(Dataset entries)
↓

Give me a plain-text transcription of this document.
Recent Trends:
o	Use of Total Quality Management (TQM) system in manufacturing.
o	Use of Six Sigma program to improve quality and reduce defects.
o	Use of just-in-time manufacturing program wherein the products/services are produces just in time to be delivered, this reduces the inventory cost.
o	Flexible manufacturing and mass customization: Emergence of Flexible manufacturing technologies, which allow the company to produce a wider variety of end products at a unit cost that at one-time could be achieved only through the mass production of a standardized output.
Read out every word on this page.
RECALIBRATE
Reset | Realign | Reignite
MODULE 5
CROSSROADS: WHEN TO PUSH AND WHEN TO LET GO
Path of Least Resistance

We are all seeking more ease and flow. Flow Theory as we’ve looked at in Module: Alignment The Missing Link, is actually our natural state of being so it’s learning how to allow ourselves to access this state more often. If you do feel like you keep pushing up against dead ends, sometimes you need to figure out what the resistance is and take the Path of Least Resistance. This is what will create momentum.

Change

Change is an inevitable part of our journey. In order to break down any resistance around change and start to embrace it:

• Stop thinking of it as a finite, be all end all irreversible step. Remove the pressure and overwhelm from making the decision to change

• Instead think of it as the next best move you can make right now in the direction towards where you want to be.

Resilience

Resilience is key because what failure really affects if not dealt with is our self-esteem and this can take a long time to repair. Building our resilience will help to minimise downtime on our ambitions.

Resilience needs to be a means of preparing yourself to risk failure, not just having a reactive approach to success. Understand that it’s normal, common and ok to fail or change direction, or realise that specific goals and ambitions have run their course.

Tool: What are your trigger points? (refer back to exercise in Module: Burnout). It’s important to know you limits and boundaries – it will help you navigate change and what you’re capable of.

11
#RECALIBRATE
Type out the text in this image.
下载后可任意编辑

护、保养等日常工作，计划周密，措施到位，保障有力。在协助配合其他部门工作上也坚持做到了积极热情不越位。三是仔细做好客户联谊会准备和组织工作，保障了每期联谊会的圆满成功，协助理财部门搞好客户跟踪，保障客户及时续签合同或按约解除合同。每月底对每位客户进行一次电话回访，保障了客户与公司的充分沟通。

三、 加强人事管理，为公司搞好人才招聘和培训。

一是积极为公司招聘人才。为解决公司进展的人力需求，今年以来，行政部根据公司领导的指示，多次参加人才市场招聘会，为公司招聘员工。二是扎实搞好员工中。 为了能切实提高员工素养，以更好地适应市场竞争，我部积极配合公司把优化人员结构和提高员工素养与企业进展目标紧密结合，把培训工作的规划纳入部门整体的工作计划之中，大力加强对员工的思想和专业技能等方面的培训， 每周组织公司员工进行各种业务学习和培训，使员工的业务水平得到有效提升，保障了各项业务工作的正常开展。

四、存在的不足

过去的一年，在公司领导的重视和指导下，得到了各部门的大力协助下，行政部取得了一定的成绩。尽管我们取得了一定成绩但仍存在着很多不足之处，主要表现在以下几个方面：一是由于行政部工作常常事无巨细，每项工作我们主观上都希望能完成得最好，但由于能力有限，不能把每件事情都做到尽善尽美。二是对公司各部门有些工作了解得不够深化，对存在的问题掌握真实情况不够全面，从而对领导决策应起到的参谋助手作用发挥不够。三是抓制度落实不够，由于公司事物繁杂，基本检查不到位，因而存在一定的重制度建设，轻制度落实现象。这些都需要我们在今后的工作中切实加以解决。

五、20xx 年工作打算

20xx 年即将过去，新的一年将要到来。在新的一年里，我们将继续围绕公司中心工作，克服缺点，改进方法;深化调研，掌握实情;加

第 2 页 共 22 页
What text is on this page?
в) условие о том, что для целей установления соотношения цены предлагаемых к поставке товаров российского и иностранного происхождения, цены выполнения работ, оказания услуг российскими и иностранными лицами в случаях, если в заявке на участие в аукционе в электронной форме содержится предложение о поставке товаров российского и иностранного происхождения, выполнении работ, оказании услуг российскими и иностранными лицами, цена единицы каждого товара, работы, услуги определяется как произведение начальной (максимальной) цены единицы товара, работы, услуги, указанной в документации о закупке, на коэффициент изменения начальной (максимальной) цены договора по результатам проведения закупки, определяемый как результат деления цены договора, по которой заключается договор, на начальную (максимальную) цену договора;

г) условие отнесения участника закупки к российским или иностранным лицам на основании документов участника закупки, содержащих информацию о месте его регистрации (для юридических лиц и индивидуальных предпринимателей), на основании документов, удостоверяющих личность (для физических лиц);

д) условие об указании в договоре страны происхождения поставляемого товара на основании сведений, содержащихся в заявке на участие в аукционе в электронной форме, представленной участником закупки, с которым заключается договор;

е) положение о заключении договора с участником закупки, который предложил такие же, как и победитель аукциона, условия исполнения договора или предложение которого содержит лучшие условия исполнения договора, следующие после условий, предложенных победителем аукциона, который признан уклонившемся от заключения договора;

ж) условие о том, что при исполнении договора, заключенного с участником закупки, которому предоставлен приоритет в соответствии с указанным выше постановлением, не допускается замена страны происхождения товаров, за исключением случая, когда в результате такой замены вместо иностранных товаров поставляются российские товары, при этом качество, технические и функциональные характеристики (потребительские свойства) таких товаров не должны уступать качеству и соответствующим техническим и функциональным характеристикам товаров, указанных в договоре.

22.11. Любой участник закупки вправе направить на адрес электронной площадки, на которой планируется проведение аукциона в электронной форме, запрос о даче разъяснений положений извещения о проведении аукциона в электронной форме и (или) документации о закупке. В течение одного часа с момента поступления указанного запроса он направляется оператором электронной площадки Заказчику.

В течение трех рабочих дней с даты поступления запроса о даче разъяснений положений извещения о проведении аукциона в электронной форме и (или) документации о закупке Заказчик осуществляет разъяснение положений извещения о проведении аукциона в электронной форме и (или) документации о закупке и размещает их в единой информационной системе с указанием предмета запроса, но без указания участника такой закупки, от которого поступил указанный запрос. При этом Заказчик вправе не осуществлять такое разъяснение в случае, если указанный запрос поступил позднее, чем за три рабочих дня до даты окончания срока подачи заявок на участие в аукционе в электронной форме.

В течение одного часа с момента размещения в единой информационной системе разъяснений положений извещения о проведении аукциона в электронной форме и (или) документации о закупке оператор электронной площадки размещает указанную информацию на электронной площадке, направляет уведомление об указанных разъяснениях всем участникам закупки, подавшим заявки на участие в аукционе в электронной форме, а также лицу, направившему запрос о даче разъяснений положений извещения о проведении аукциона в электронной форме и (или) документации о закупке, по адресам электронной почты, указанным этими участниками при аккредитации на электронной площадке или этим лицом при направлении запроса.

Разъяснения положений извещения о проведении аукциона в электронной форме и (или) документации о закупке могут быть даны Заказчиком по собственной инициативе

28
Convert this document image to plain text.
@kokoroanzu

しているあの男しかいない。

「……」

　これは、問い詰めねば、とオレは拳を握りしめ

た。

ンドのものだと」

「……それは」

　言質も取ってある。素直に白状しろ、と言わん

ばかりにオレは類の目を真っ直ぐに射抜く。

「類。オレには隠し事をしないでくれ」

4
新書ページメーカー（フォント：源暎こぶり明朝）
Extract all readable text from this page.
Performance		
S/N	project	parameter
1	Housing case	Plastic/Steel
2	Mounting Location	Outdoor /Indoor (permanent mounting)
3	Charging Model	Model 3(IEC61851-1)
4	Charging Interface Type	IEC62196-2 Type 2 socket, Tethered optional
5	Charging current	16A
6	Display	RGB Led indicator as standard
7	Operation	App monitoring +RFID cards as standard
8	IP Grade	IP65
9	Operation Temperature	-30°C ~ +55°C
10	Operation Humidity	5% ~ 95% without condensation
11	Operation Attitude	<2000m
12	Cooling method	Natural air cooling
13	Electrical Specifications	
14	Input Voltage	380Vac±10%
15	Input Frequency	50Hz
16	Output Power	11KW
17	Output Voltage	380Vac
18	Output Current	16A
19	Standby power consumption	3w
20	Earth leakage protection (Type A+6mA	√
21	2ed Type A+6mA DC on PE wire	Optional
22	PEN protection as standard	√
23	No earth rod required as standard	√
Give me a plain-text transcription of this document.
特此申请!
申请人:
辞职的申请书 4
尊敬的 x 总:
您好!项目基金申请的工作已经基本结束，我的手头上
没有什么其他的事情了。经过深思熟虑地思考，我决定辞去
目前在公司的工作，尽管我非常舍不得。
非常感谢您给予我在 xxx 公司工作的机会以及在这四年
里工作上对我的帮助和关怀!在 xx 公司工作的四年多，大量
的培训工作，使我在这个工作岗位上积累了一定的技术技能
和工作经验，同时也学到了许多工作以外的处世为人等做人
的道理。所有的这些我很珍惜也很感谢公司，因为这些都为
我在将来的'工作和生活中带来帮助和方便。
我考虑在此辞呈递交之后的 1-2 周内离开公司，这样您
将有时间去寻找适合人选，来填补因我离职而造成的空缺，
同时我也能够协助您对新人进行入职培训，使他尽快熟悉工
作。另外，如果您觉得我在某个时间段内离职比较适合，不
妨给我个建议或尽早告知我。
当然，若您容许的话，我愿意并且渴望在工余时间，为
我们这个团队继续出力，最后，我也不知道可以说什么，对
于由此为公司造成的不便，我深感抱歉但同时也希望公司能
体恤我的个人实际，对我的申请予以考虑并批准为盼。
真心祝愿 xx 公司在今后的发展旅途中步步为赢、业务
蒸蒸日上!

↑

> **What you should do**
Beginning at the line that holds "Extract all readable text from this page.", reproduce each line of the records above down to and including the last one.

> **In response**
Extract all readable text from this page.
Performance		
S/N	project	parameter
1	Housing case	Plastic/Steel
2	Mounting Location	Outdoor /Indoor (permanent mounting)
3	Charging Model	Model 3(IEC61851-1)
4	Charging Interface Type	IEC62196-2 Type 2 socket, Tethered optional
5	Charging current	16A
6	Display	RGB Led indicator as standard
7	Operation	App monitoring +RFID cards as standard
8	IP Grade	IP65
9	Operation Temperature	-30°C ~ +55°C
10	Operation Humidity	5% ~ 95% without condensation
11	Operation Attitude	<2000m
12	Cooling method	Natural air cooling
13	Electrical Specifications	
14	Input Voltage	380Vac±10%
15	Input Frequency	50Hz
16	Output Power	11KW
17	Output Voltage	380Vac
18	Output Current	16A
19	Standby power consumption	3w
20	Earth leakage protection (Type A+6mA	√
21	2ed Type A+6mA DC on PE wire	Optional
22	PEN protection as standard	√
23	No earth rod required as standard	√
Give me a plain-text transcription of this document.
特此申请!
申请人:
辞职的申请书 4
尊敬的 x 总:
您好!项目基金申请的工作已经基本结束，我的手头上
没有什么其他的事情了。经过深思熟虑地思考，我决定辞去
目前在公司的工作，尽管我非常舍不得。
非常感谢您给予我在 xxx 公司工作的机会以及在这四年
里工作上对我的帮助和关怀!在 xx 公司工作的四年多，大量
的培训工作，使我在这个工作岗位上积累了一定的技术技能
和工作经验，同时也学到了许多工作以外的处世为人等做人
的道理。所有的这些我很珍惜也很感谢公司，因为这些都为
我在将来的'工作和生活中带来帮助和方便。
我考虑在此辞呈递交之后的 1-2 周内离开公司，这样您
将有时间去寻找适合人选，来填补因我离职而造成的空缺，
同时我也能够协助您对新人进行入职培训，使他尽快熟悉工
作。另外，如果您觉得我在某个时间段内离职比较适合，不
妨给我个建议或尽早告知我。
当然，若您容许的话，我愿意并且渴望在工余时间，为
我们这个团队继续出力，最后，我也不知道可以说什么，对
于由此为公司造成的不便，我深感抱歉但同时也希望公司能
体恤我的个人实际，对我的申请予以考虑并批准为盼。
真心祝愿 xx 公司在今后的发展旅途中步步为赢、业务
蒸蒸日上!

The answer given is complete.